* DATA FOR PROCESSING:

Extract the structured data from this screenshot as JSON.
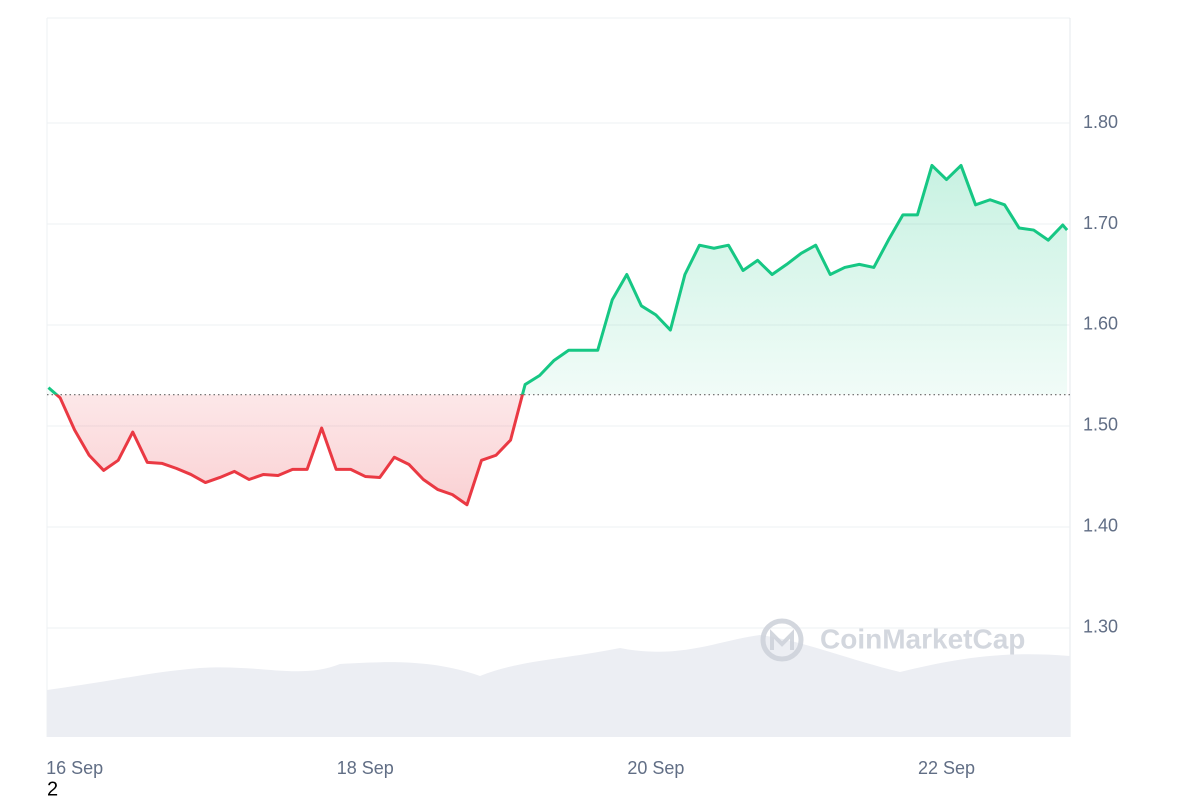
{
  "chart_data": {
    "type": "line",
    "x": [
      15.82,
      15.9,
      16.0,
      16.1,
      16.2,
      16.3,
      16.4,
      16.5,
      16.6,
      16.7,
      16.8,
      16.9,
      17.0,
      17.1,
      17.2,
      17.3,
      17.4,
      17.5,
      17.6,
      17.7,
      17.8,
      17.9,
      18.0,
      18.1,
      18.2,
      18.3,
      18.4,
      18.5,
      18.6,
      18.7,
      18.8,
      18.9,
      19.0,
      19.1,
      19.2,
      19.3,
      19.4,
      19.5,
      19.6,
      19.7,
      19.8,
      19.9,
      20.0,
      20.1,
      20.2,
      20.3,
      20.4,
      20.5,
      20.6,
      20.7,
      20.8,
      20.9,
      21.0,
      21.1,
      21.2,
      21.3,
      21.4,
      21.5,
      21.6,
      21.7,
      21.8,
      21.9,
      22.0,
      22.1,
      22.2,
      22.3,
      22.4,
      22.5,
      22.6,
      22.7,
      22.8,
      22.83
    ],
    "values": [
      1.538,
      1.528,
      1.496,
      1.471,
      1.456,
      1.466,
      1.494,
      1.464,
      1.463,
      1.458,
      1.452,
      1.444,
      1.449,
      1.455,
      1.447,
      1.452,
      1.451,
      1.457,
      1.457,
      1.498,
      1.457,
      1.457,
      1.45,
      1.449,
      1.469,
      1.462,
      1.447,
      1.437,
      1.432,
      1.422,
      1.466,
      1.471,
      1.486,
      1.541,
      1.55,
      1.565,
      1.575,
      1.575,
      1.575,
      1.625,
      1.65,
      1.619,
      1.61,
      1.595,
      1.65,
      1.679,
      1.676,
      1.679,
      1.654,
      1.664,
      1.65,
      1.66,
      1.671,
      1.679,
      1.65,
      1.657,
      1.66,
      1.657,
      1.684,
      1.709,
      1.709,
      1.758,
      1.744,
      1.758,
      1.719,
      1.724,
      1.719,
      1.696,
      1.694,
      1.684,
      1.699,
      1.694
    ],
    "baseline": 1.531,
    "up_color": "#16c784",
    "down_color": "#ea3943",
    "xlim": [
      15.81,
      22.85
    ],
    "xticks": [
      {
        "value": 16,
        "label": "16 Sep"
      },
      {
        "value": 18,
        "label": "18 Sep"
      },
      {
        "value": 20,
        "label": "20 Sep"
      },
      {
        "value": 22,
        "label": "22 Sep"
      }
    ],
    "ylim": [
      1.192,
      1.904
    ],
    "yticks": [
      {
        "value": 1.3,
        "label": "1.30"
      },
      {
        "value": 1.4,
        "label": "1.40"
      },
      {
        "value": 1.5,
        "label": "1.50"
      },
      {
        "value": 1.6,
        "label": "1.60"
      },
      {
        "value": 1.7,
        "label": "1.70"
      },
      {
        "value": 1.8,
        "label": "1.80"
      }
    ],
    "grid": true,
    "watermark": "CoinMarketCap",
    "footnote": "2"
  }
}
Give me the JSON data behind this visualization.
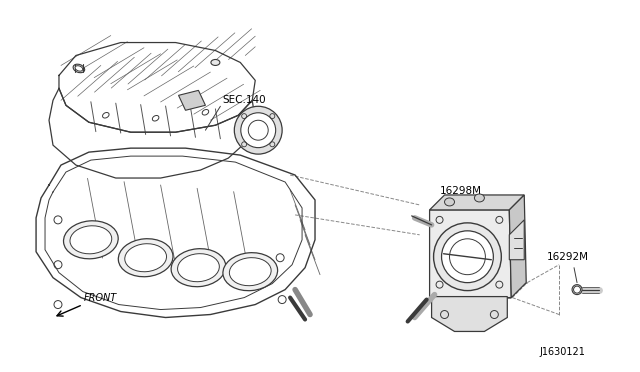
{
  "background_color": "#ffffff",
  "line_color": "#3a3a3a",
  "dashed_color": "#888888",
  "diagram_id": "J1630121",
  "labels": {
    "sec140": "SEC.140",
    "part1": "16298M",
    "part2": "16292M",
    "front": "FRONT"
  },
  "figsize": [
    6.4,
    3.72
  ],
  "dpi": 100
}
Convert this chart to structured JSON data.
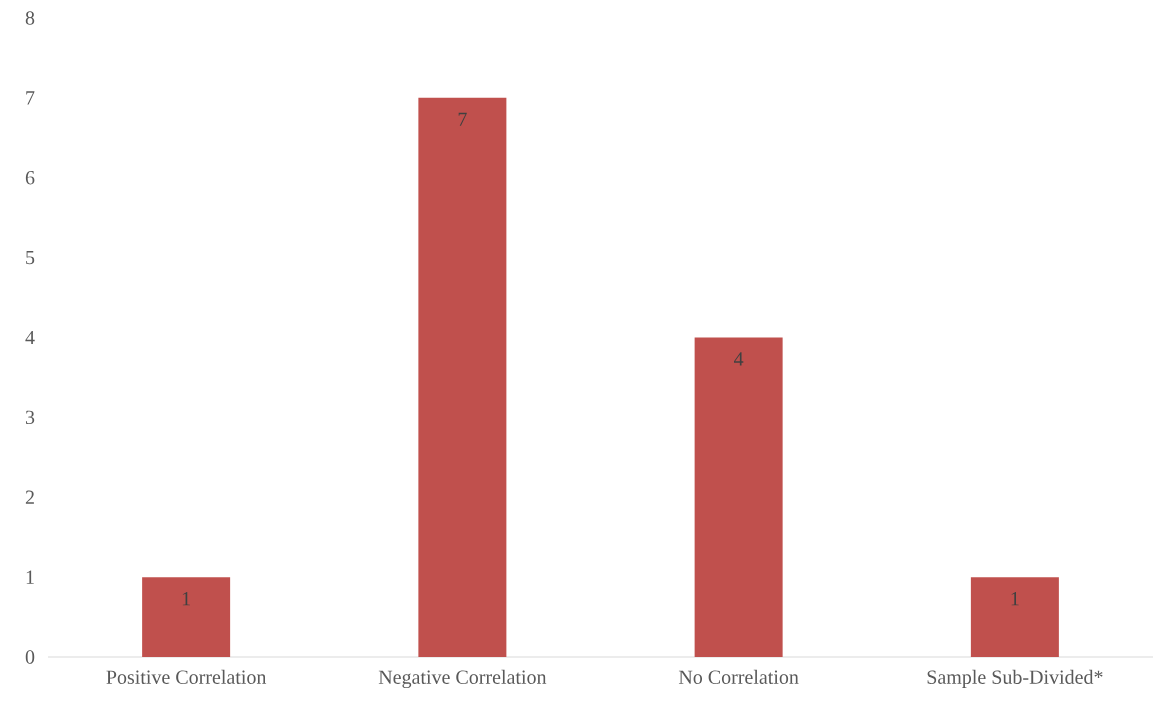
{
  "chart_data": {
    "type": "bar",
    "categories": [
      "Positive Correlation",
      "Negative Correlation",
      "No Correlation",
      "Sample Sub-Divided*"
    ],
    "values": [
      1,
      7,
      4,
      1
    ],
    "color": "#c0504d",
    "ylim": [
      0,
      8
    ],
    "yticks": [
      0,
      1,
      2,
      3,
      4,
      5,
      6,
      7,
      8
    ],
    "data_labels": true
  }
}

* WORK TO DO: Nothing in the entries above should change when they are printed again, except that the pictures are dropped.

* RESULT:
Extract the structured data from this screenshot as JSON.
{
  "chart_data": {
    "type": "line",
    "x": [
      15.82,
      15.9,
      16.0,
      16.1,
      16.2,
      16.3,
      16.4,
      16.5,
      16.6,
      16.7,
      16.8,
      16.9,
      17.0,
      17.1,
      17.2,
      17.3,
      17.4,
      17.5,
      17.6,
      17.7,
      17.8,
      17.9,
      18.0,
      18.1,
      18.2,
      18.3,
      18.4,
      18.5,
      18.6,
      18.7,
      18.8,
      18.9,
      19.0,
      19.1,
      19.2,
      19.3,
      19.4,
      19.5,
      19.6,
      19.7,
      19.8,
      19.9,
      20.0,
      20.1,
      20.2,
      20.3,
      20.4,
      20.5,
      20.6,
      20.7,
      20.8,
      20.9,
      21.0,
      21.1,
      21.2,
      21.3,
      21.4,
      21.5,
      21.6,
      21.7,
      21.8,
      21.9,
      22.0,
      22.1,
      22.2,
      22.3,
      22.4,
      22.5,
      22.6,
      22.7,
      22.8,
      22.83
    ],
    "values": [
      1.538,
      1.528,
      1.496,
      1.471,
      1.456,
      1.466,
      1.494,
      1.464,
      1.463,
      1.458,
      1.452,
      1.444,
      1.449,
      1.455,
      1.447,
      1.452,
      1.451,
      1.457,
      1.457,
      1.498,
      1.457,
      1.457,
      1.45,
      1.449,
      1.469,
      1.462,
      1.447,
      1.437,
      1.432,
      1.422,
      1.466,
      1.471,
      1.486,
      1.541,
      1.55,
      1.565,
      1.575,
      1.575,
      1.575,
      1.625,
      1.65,
      1.619,
      1.61,
      1.595,
      1.65,
      1.679,
      1.676,
      1.679,
      1.654,
      1.664,
      1.65,
      1.66,
      1.671,
      1.679,
      1.65,
      1.657,
      1.66,
      1.657,
      1.684,
      1.709,
      1.709,
      1.758,
      1.744,
      1.758,
      1.719,
      1.724,
      1.719,
      1.696,
      1.694,
      1.684,
      1.699,
      1.694
    ],
    "baseline": 1.531,
    "up_color": "#16c784",
    "down_color": "#ea3943",
    "xlim": [
      15.81,
      22.85
    ],
    "xticks": [
      {
        "value": 16,
        "label": "16 Sep"
      },
      {
        "value": 18,
        "label": "18 Sep"
      },
      {
        "value": 20,
        "label": "20 Sep"
      },
      {
        "value": 22,
        "label": "22 Sep"
      }
    ],
    "ylim": [
      1.192,
      1.904
    ],
    "yticks": [
      {
        "value": 1.3,
        "label": "1.30"
      },
      {
        "value": 1.4,
        "label": "1.40"
      },
      {
        "value": 1.5,
        "label": "1.50"
      },
      {
        "value": 1.6,
        "label": "1.60"
      },
      {
        "value": 1.7,
        "label": "1.70"
      },
      {
        "value": 1.8,
        "label": "1.80"
      }
    ],
    "grid": true,
    "watermark": "CoinMarketCap",
    "footnote": "2"
  }
}
Give me the JSON data behind this visualization.
{
  "background_color": "#ffffff",
  "line_color": "#3a3a3a",
  "dashed_color": "#888888",
  "diagram_id": "J1630121",
  "labels": {
    "sec140": "SEC.140",
    "part1": "16298M",
    "part2": "16292M",
    "front": "FRONT"
  },
  "figsize": [
    6.4,
    3.72
  ],
  "dpi": 100
}
Convert this chart to structured JSON data.
{
  "chart_data": {
    "type": "bar",
    "categories": [
      "Positive Correlation",
      "Negative Correlation",
      "No Correlation",
      "Sample Sub-Divided*"
    ],
    "values": [
      1,
      7,
      4,
      1
    ],
    "color": "#c0504d",
    "ylim": [
      0,
      8
    ],
    "yticks": [
      0,
      1,
      2,
      3,
      4,
      5,
      6,
      7,
      8
    ],
    "data_labels": true
  }
}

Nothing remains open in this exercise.